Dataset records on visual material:
··········

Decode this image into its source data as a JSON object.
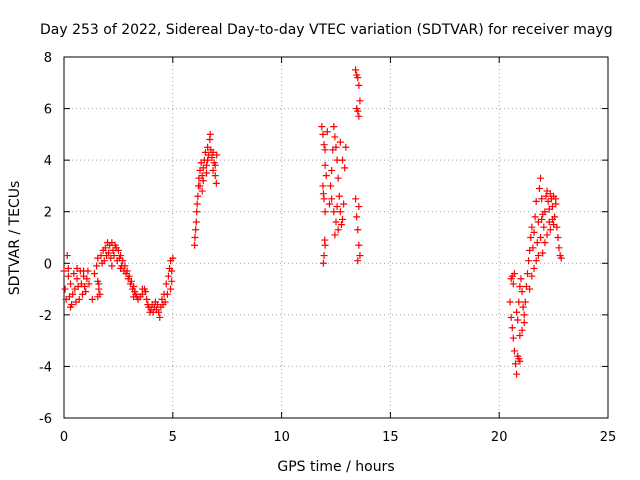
{
  "chart_data": {
    "type": "scatter",
    "title": "Day 253 of 2022, Sidereal Day-to-day VTEC variation (SDTVAR) for receiver mayg",
    "xlabel": "GPS time / hours",
    "ylabel": "SDTVAR / TECUs",
    "xlim": [
      0,
      25
    ],
    "ylim": [
      -6,
      8
    ],
    "xticks": [
      0,
      5,
      10,
      15,
      20,
      25
    ],
    "yticks": [
      -6,
      -4,
      -2,
      0,
      2,
      4,
      6,
      8
    ],
    "xtick_labels": [
      "0",
      "5",
      "10",
      "15",
      "20",
      "25"
    ],
    "ytick_labels": [
      "-6",
      "-4",
      "-2",
      "0",
      "2",
      "4",
      "6",
      "8"
    ],
    "grid": true,
    "marker": "+",
    "color": "#ff0000",
    "series": [
      {
        "points": [
          [
            0.0,
            -0.3
          ],
          [
            0.05,
            -1.0
          ],
          [
            0.1,
            -1.4
          ],
          [
            0.15,
            0.3
          ],
          [
            0.2,
            -0.5
          ],
          [
            0.25,
            -1.3
          ],
          [
            0.3,
            -0.8
          ],
          [
            0.35,
            -1.6
          ],
          [
            0.4,
            -1.2
          ],
          [
            0.45,
            -0.4
          ],
          [
            0.5,
            -1.0
          ],
          [
            0.55,
            -1.5
          ],
          [
            0.6,
            -0.6
          ],
          [
            0.65,
            -0.9
          ],
          [
            0.7,
            -1.4
          ],
          [
            0.75,
            -0.3
          ],
          [
            0.8,
            -0.8
          ],
          [
            0.85,
            -1.2
          ],
          [
            0.9,
            -0.5
          ],
          [
            0.95,
            -0.9
          ],
          [
            1.0,
            -1.1
          ],
          [
            1.05,
            -0.6
          ],
          [
            1.1,
            -0.3
          ],
          [
            1.15,
            -0.8
          ],
          [
            0.2,
            -0.2
          ],
          [
            0.6,
            -0.2
          ],
          [
            0.9,
            -0.3
          ],
          [
            0.3,
            -1.7
          ],
          [
            1.3,
            -1.4
          ],
          [
            1.4,
            -0.4
          ],
          [
            1.5,
            -0.1
          ],
          [
            1.55,
            0.2
          ],
          [
            1.6,
            -0.8
          ],
          [
            1.65,
            -1.2
          ],
          [
            1.7,
            0.3
          ],
          [
            1.75,
            0.0
          ],
          [
            1.8,
            0.5
          ],
          [
            1.85,
            0.1
          ],
          [
            1.9,
            0.6
          ],
          [
            1.95,
            0.3
          ],
          [
            2.0,
            0.8
          ],
          [
            2.05,
            0.4
          ],
          [
            2.1,
            0.7
          ],
          [
            2.15,
            0.2
          ],
          [
            2.2,
            0.8
          ],
          [
            2.25,
            0.5
          ],
          [
            2.3,
            0.3
          ],
          [
            2.35,
            0.7
          ],
          [
            2.4,
            0.6
          ],
          [
            2.45,
            0.1
          ],
          [
            2.5,
            0.5
          ],
          [
            2.55,
            0.2
          ],
          [
            2.6,
            0.3
          ],
          [
            2.65,
            -0.1
          ],
          [
            2.7,
            0.1
          ],
          [
            2.75,
            -0.3
          ],
          [
            2.8,
            -0.1
          ],
          [
            2.85,
            -0.4
          ],
          [
            2.9,
            -0.3
          ],
          [
            2.95,
            -0.6
          ],
          [
            3.0,
            -0.5
          ],
          [
            3.05,
            -0.8
          ],
          [
            3.1,
            -0.7
          ],
          [
            3.15,
            -1.0
          ],
          [
            3.2,
            -0.9
          ],
          [
            3.25,
            -1.1
          ],
          [
            3.3,
            -1.2
          ],
          [
            3.35,
            -1.3
          ],
          [
            3.4,
            -1.4
          ],
          [
            3.5,
            -1.3
          ],
          [
            3.6,
            -1.2
          ],
          [
            3.7,
            -1.0
          ],
          [
            3.75,
            -1.1
          ],
          [
            3.8,
            -1.4
          ],
          [
            3.85,
            -1.6
          ],
          [
            3.9,
            -1.7
          ],
          [
            3.95,
            -1.9
          ],
          [
            4.0,
            -1.8
          ],
          [
            4.05,
            -1.6
          ],
          [
            4.1,
            -1.9
          ],
          [
            4.15,
            -1.7
          ],
          [
            4.2,
            -1.5
          ],
          [
            4.25,
            -1.8
          ],
          [
            4.3,
            -1.6
          ],
          [
            4.35,
            -1.9
          ],
          [
            4.4,
            -2.1
          ],
          [
            4.45,
            -1.7
          ],
          [
            4.5,
            -1.4
          ],
          [
            4.55,
            -1.6
          ],
          [
            4.6,
            -1.2
          ],
          [
            4.65,
            -1.5
          ],
          [
            4.7,
            -0.8
          ],
          [
            4.75,
            -1.2
          ],
          [
            4.8,
            -0.5
          ],
          [
            4.85,
            -0.2
          ],
          [
            4.9,
            0.1
          ],
          [
            4.95,
            -0.3
          ],
          [
            5.0,
            0.2
          ],
          [
            4.9,
            -1.0
          ],
          [
            4.95,
            -0.7
          ],
          [
            1.55,
            -0.7
          ],
          [
            1.6,
            -1.0
          ],
          [
            2.2,
            -0.1
          ],
          [
            2.6,
            -0.2
          ],
          [
            3.2,
            -1.3
          ],
          [
            3.6,
            -1.0
          ],
          [
            1.55,
            -1.3
          ],
          [
            6.0,
            0.7
          ],
          [
            6.02,
            1.0
          ],
          [
            6.05,
            1.3
          ],
          [
            6.08,
            1.6
          ],
          [
            6.1,
            2.0
          ],
          [
            6.12,
            2.3
          ],
          [
            6.15,
            2.6
          ],
          [
            6.18,
            3.0
          ],
          [
            6.2,
            3.3
          ],
          [
            6.25,
            3.6
          ],
          [
            6.3,
            3.9
          ],
          [
            6.35,
            3.4
          ],
          [
            6.4,
            3.7
          ],
          [
            6.45,
            4.0
          ],
          [
            6.5,
            4.3
          ],
          [
            6.55,
            3.8
          ],
          [
            6.6,
            4.5
          ],
          [
            6.65,
            4.2
          ],
          [
            6.7,
            4.8
          ],
          [
            6.72,
            5.0
          ],
          [
            6.75,
            4.4
          ],
          [
            6.8,
            4.1
          ],
          [
            6.85,
            4.3
          ],
          [
            6.9,
            3.9
          ],
          [
            6.95,
            3.4
          ],
          [
            7.0,
            3.1
          ],
          [
            7.02,
            4.2
          ],
          [
            6.4,
            3.2
          ],
          [
            6.55,
            3.5
          ],
          [
            6.85,
            3.6
          ],
          [
            6.25,
            3.0
          ],
          [
            6.35,
            2.8
          ],
          [
            6.6,
            4.0
          ],
          [
            6.95,
            3.8
          ],
          [
            11.85,
            5.3
          ],
          [
            11.9,
            5.0
          ],
          [
            11.95,
            4.6
          ],
          [
            12.0,
            4.4
          ],
          [
            11.9,
            3.0
          ],
          [
            11.95,
            2.5
          ],
          [
            12.0,
            2.0
          ],
          [
            11.92,
            2.7
          ],
          [
            12.05,
            3.4
          ],
          [
            11.98,
            0.9
          ],
          [
            12.0,
            0.7
          ],
          [
            11.95,
            0.3
          ],
          [
            11.92,
            0.0
          ],
          [
            12.0,
            3.8
          ],
          [
            12.1,
            5.1
          ],
          [
            12.2,
            2.3
          ],
          [
            12.25,
            3.0
          ],
          [
            12.3,
            3.6
          ],
          [
            12.35,
            4.4
          ],
          [
            12.4,
            5.3
          ],
          [
            12.45,
            4.9
          ],
          [
            12.5,
            4.5
          ],
          [
            12.55,
            4.0
          ],
          [
            12.6,
            3.3
          ],
          [
            12.65,
            2.6
          ],
          [
            12.7,
            2.0
          ],
          [
            12.75,
            1.5
          ],
          [
            12.8,
            1.7
          ],
          [
            12.85,
            2.3
          ],
          [
            12.9,
            3.7
          ],
          [
            12.95,
            4.5
          ],
          [
            12.4,
            2.0
          ],
          [
            12.5,
            1.6
          ],
          [
            12.6,
            1.3
          ],
          [
            12.7,
            4.7
          ],
          [
            12.3,
            2.5
          ],
          [
            12.55,
            2.2
          ],
          [
            12.8,
            4.0
          ],
          [
            12.45,
            1.1
          ],
          [
            13.4,
            7.5
          ],
          [
            13.45,
            7.3
          ],
          [
            13.5,
            7.2
          ],
          [
            13.55,
            6.9
          ],
          [
            13.45,
            6.0
          ],
          [
            13.5,
            5.9
          ],
          [
            13.55,
            5.7
          ],
          [
            13.6,
            6.3
          ],
          [
            13.4,
            2.5
          ],
          [
            13.45,
            1.8
          ],
          [
            13.5,
            1.3
          ],
          [
            13.55,
            0.7
          ],
          [
            13.6,
            0.3
          ],
          [
            13.5,
            0.1
          ],
          [
            13.55,
            2.2
          ],
          [
            20.55,
            -0.6
          ],
          [
            20.6,
            -0.5
          ],
          [
            20.65,
            -0.8
          ],
          [
            20.7,
            -0.4
          ],
          [
            20.5,
            -1.5
          ],
          [
            20.55,
            -2.1
          ],
          [
            20.6,
            -2.5
          ],
          [
            20.65,
            -2.9
          ],
          [
            20.7,
            -3.4
          ],
          [
            20.75,
            -3.9
          ],
          [
            20.8,
            -4.3
          ],
          [
            20.85,
            -3.6
          ],
          [
            20.9,
            -3.7
          ],
          [
            20.95,
            -3.8
          ],
          [
            20.8,
            -1.9
          ],
          [
            20.85,
            -2.2
          ],
          [
            20.9,
            -1.5
          ],
          [
            20.95,
            -0.9
          ],
          [
            21.0,
            -0.6
          ],
          [
            21.05,
            -1.1
          ],
          [
            21.1,
            -1.7
          ],
          [
            21.15,
            -2.3
          ],
          [
            21.2,
            -1.5
          ],
          [
            21.25,
            -0.9
          ],
          [
            21.3,
            -0.4
          ],
          [
            21.35,
            0.1
          ],
          [
            21.4,
            0.5
          ],
          [
            21.45,
            1.0
          ],
          [
            21.5,
            1.4
          ],
          [
            21.55,
            0.6
          ],
          [
            21.6,
            1.2
          ],
          [
            21.65,
            1.8
          ],
          [
            21.7,
            2.4
          ],
          [
            21.75,
            0.8
          ],
          [
            21.8,
            1.6
          ],
          [
            21.85,
            2.9
          ],
          [
            21.9,
            3.3
          ],
          [
            21.95,
            2.5
          ],
          [
            22.0,
            1.9
          ],
          [
            22.05,
            1.4
          ],
          [
            22.1,
            2.0
          ],
          [
            22.15,
            2.6
          ],
          [
            22.2,
            2.8
          ],
          [
            22.25,
            2.4
          ],
          [
            22.3,
            2.1
          ],
          [
            22.35,
            2.7
          ],
          [
            22.4,
            2.5
          ],
          [
            22.45,
            2.2
          ],
          [
            22.5,
            2.6
          ],
          [
            22.55,
            1.8
          ],
          [
            22.6,
            2.3
          ],
          [
            22.65,
            1.4
          ],
          [
            22.7,
            1.0
          ],
          [
            22.75,
            0.6
          ],
          [
            22.8,
            0.3
          ],
          [
            22.85,
            0.2
          ],
          [
            22.0,
            0.4
          ],
          [
            22.1,
            0.8
          ],
          [
            21.9,
            1.0
          ],
          [
            22.2,
            1.1
          ],
          [
            21.5,
            -0.5
          ],
          [
            21.4,
            -1.0
          ],
          [
            21.6,
            -0.2
          ],
          [
            21.7,
            0.1
          ],
          [
            21.8,
            0.3
          ],
          [
            22.35,
            1.3
          ],
          [
            22.45,
            1.7
          ],
          [
            20.95,
            -2.8
          ],
          [
            21.05,
            -2.6
          ],
          [
            21.15,
            -2.0
          ],
          [
            22.6,
            2.5
          ],
          [
            22.5,
            1.5
          ],
          [
            21.95,
            1.7
          ],
          [
            22.3,
            1.6
          ]
        ]
      }
    ]
  }
}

··········

■ Task statement: Copy every line of the data that holds the string "SDTVAR".

■ Expected answer:
    "title": "Day 253 of 2022, Sidereal Day-to-day VTEC variation (SDTVAR) for receiver mayg",
    "ylabel": "SDTVAR / TECUs",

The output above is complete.